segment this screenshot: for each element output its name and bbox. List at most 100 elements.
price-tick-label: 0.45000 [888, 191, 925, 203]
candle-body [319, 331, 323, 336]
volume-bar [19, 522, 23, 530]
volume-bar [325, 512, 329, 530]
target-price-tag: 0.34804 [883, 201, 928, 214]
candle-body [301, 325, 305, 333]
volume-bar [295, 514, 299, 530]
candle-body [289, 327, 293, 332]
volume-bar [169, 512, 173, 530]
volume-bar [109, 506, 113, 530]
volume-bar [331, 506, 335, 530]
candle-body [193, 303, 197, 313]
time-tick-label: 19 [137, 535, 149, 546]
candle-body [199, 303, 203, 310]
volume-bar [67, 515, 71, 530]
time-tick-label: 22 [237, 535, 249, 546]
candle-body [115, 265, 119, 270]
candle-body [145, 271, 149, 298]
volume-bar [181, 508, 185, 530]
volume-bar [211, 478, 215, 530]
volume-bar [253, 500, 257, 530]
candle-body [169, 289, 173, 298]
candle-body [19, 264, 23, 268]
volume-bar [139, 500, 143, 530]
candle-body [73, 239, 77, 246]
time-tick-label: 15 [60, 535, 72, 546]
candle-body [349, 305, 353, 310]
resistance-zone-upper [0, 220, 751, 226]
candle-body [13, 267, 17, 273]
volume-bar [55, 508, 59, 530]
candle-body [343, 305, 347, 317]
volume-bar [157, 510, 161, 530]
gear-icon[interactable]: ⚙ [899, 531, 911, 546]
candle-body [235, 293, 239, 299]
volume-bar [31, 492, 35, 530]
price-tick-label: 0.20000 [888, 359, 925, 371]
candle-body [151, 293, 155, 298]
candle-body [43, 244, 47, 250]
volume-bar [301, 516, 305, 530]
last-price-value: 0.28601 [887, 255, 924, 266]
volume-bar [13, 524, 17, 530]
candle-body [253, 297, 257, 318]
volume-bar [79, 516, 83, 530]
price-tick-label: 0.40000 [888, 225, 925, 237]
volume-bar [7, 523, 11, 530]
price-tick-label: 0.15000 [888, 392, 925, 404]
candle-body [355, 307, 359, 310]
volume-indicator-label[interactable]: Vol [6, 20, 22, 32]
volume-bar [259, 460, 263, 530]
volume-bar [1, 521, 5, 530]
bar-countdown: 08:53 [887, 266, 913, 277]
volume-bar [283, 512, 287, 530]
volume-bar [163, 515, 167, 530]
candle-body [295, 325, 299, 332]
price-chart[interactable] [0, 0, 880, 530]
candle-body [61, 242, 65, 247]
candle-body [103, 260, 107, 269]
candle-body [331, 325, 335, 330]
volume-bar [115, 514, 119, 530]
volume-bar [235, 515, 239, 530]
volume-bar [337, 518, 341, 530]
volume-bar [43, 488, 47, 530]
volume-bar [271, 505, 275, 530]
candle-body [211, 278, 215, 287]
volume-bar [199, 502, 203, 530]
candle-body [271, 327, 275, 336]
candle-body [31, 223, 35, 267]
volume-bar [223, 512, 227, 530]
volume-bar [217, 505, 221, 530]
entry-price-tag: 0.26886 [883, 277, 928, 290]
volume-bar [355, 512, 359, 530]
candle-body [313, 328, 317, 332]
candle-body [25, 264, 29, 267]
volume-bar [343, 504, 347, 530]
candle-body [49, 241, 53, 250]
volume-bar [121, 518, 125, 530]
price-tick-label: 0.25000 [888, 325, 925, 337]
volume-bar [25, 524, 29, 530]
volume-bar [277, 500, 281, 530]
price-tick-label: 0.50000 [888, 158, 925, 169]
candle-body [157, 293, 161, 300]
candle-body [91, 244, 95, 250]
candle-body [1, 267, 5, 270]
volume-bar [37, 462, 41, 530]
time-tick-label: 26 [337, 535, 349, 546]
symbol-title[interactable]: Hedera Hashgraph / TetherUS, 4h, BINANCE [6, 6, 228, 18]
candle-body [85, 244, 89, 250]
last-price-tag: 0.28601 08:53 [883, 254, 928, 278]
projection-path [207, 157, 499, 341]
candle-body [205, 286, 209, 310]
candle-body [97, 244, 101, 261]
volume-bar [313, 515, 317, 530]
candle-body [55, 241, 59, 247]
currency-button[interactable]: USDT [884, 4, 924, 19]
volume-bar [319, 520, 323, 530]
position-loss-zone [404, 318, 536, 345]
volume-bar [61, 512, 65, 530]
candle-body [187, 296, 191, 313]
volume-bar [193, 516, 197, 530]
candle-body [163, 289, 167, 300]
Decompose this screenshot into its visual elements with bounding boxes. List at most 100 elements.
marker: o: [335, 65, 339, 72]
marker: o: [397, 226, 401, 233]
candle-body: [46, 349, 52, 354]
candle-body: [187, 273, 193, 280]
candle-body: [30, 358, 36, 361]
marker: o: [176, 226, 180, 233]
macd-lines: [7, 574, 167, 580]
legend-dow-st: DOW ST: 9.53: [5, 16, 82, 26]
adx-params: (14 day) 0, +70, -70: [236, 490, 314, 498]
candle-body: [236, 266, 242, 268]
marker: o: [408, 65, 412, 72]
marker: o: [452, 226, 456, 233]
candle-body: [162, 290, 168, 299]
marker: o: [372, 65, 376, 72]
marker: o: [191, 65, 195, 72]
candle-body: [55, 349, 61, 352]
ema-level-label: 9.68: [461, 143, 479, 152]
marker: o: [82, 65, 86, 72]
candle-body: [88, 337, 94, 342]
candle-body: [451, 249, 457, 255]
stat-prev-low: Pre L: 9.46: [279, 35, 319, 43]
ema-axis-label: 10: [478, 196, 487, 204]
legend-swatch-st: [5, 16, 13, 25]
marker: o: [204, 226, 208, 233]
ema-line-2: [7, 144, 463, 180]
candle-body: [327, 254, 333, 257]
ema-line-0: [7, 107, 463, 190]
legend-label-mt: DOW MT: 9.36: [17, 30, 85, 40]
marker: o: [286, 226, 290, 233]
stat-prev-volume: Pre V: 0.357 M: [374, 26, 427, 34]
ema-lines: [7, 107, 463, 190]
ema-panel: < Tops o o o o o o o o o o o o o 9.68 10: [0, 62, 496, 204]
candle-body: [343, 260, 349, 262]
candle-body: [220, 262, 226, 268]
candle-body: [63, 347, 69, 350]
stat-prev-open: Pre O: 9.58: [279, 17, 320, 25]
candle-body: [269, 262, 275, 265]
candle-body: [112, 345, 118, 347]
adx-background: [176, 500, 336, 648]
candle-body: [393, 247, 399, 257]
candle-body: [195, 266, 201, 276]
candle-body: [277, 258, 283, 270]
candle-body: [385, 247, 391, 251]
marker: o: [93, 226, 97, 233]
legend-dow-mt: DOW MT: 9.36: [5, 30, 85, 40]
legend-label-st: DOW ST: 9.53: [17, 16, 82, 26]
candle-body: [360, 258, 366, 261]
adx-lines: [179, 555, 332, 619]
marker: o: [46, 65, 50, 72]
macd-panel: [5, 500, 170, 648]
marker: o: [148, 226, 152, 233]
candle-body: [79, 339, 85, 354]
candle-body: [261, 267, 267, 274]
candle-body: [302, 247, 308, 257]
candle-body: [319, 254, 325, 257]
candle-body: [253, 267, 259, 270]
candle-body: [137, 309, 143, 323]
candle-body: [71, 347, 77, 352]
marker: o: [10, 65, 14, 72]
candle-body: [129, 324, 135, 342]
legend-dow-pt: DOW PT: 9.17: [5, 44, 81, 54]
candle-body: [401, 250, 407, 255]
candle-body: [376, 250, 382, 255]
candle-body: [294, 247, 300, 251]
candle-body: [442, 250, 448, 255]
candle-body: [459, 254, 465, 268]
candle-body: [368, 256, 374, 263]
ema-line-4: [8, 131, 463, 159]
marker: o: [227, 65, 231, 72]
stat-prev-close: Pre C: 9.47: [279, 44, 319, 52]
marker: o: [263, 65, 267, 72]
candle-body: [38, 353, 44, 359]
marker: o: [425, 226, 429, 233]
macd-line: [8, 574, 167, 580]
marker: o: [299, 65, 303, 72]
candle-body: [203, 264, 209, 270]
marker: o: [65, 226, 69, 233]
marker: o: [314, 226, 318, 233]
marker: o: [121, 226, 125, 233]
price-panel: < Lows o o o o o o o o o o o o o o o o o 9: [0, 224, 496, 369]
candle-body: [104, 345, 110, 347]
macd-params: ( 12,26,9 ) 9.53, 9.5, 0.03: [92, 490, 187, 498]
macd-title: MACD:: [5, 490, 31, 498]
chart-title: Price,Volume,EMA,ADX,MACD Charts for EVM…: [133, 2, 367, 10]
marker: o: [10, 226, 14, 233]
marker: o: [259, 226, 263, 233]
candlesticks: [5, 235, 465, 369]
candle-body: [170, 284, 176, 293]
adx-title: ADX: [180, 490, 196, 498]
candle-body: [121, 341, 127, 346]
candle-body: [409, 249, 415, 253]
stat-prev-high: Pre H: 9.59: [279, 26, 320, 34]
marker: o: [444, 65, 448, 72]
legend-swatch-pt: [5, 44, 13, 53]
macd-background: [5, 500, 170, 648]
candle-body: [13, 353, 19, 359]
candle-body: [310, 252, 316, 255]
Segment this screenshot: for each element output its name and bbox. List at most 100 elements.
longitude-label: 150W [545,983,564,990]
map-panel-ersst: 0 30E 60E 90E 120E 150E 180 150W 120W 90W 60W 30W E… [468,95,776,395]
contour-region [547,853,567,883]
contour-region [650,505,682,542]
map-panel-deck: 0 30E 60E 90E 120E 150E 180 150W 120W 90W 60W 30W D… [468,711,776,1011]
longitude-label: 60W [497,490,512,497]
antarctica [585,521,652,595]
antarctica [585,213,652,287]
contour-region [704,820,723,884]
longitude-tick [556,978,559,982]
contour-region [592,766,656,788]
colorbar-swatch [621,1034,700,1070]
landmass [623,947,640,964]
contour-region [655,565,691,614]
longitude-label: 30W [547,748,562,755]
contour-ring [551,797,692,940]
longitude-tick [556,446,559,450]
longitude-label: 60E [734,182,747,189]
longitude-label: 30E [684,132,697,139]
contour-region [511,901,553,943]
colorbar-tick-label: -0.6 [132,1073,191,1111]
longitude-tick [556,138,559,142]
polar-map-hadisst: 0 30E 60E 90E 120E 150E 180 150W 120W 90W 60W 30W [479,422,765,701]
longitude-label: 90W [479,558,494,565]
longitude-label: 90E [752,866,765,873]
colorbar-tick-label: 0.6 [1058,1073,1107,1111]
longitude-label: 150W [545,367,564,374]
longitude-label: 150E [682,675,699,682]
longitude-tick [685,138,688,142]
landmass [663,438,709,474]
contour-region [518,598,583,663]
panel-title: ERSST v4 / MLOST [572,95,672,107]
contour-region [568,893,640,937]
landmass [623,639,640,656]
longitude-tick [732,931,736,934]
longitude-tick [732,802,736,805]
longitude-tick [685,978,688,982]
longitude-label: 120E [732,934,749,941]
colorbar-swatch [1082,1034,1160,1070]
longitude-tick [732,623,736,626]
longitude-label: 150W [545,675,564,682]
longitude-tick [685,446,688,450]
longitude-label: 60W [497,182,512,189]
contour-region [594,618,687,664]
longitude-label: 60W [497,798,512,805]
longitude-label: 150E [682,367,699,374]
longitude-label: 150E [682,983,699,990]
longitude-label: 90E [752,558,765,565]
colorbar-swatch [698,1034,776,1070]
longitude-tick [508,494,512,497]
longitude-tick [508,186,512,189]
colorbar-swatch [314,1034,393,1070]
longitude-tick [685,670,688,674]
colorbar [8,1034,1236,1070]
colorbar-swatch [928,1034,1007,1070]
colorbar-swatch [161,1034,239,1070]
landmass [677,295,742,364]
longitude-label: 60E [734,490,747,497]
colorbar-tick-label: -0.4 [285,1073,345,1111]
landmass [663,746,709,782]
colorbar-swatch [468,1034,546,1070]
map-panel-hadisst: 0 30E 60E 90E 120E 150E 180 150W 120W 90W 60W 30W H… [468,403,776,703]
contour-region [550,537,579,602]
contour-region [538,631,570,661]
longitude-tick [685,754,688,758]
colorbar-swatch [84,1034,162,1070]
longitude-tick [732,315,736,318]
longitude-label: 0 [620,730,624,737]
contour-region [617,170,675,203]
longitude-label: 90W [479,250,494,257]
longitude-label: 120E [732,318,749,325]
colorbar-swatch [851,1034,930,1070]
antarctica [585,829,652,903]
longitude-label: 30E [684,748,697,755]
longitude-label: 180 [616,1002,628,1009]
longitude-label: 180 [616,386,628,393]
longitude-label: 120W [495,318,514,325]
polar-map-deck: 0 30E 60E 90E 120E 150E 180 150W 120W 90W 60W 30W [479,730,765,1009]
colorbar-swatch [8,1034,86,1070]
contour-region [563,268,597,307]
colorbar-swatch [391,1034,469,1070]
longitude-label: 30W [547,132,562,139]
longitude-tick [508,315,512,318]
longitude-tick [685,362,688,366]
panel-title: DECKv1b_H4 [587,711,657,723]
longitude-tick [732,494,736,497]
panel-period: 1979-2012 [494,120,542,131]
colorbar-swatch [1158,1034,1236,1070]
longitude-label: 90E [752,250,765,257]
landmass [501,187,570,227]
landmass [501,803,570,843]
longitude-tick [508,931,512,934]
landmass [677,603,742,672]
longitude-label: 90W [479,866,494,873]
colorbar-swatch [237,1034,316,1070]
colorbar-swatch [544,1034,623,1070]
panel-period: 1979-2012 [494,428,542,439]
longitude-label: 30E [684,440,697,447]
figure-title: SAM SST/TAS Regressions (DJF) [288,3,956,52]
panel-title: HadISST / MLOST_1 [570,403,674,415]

## Instructions to follow
Reproduce the lines of the listing from its first line through the line containing "volume-bar [169, 512, 173, 530]", with both end lines included.

## Response to the task
segment this screenshot: for each element output its name and bbox. List at most 100 elements.
price-tick-label: 0.45000 [888, 191, 925, 203]
candle-body [319, 331, 323, 336]
volume-bar [19, 522, 23, 530]
volume-bar [325, 512, 329, 530]
target-price-tag: 0.34804 [883, 201, 928, 214]
candle-body [301, 325, 305, 333]
volume-bar [295, 514, 299, 530]
candle-body [289, 327, 293, 332]
volume-bar [169, 512, 173, 530]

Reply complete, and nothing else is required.